▶ Aim of the task:
All entries are to be quoted exactly; the images stay out of the copy.

"""

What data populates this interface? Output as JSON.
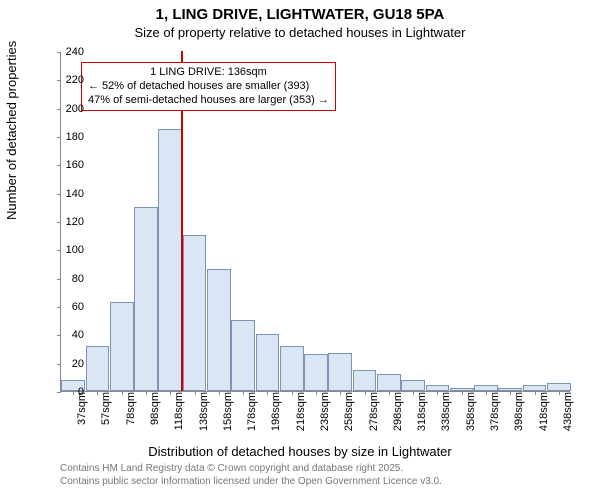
{
  "title": "1, LING DRIVE, LIGHTWATER, GU18 5PA",
  "subtitle": "Size of property relative to detached houses in Lightwater",
  "ylabel": "Number of detached properties",
  "xlabel": "Distribution of detached houses by size in Lightwater",
  "chart": {
    "type": "histogram",
    "ymax": 240,
    "ytick_step": 20,
    "bar_fill": "#dbe6f5",
    "bar_stroke": "#7d94b5",
    "background": "#ffffff",
    "categories": [
      "37sqm",
      "57sqm",
      "78sqm",
      "98sqm",
      "118sqm",
      "138sqm",
      "158sqm",
      "178sqm",
      "198sqm",
      "218sqm",
      "238sqm",
      "258sqm",
      "278sqm",
      "298sqm",
      "318sqm",
      "338sqm",
      "358sqm",
      "378sqm",
      "398sqm",
      "418sqm",
      "438sqm"
    ],
    "values": [
      8,
      32,
      63,
      130,
      185,
      110,
      86,
      50,
      40,
      32,
      26,
      27,
      15,
      12,
      8,
      4,
      2,
      4,
      2,
      4,
      6
    ],
    "marker_index": 5,
    "marker_color": "#cc0000"
  },
  "annotation": {
    "line1": "1 LING DRIVE: 136sqm",
    "line2": "← 52% of detached houses are smaller (393)",
    "line3": "47% of semi-detached houses are larger (353) →",
    "border_color": "#cc0000"
  },
  "footer": {
    "line1": "Contains HM Land Registry data © Crown copyright and database right 2025.",
    "line2": "Contains public sector information licensed under the Open Government Licence v3.0."
  }
}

"""

▶ Complete response:
What data populates this interface? Output as JSON.
{
  "title": "1, LING DRIVE, LIGHTWATER, GU18 5PA",
  "subtitle": "Size of property relative to detached houses in Lightwater",
  "ylabel": "Number of detached properties",
  "xlabel": "Distribution of detached houses by size in Lightwater",
  "chart": {
    "type": "histogram",
    "ymax": 240,
    "ytick_step": 20,
    "bar_fill": "#dbe6f5",
    "bar_stroke": "#7d94b5",
    "background": "#ffffff",
    "categories": [
      "37sqm",
      "57sqm",
      "78sqm",
      "98sqm",
      "118sqm",
      "138sqm",
      "158sqm",
      "178sqm",
      "198sqm",
      "218sqm",
      "238sqm",
      "258sqm",
      "278sqm",
      "298sqm",
      "318sqm",
      "338sqm",
      "358sqm",
      "378sqm",
      "398sqm",
      "418sqm",
      "438sqm"
    ],
    "values": [
      8,
      32,
      63,
      130,
      185,
      110,
      86,
      50,
      40,
      32,
      26,
      27,
      15,
      12,
      8,
      4,
      2,
      4,
      2,
      4,
      6
    ],
    "marker_index": 5,
    "marker_color": "#cc0000"
  },
  "annotation": {
    "line1": "1 LING DRIVE: 136sqm",
    "line2": "← 52% of detached houses are smaller (393)",
    "line3": "47% of semi-detached houses are larger (353) →",
    "border_color": "#cc0000"
  },
  "footer": {
    "line1": "Contains HM Land Registry data © Crown copyright and database right 2025.",
    "line2": "Contains public sector information licensed under the Open Government Licence v3.0."
  }
}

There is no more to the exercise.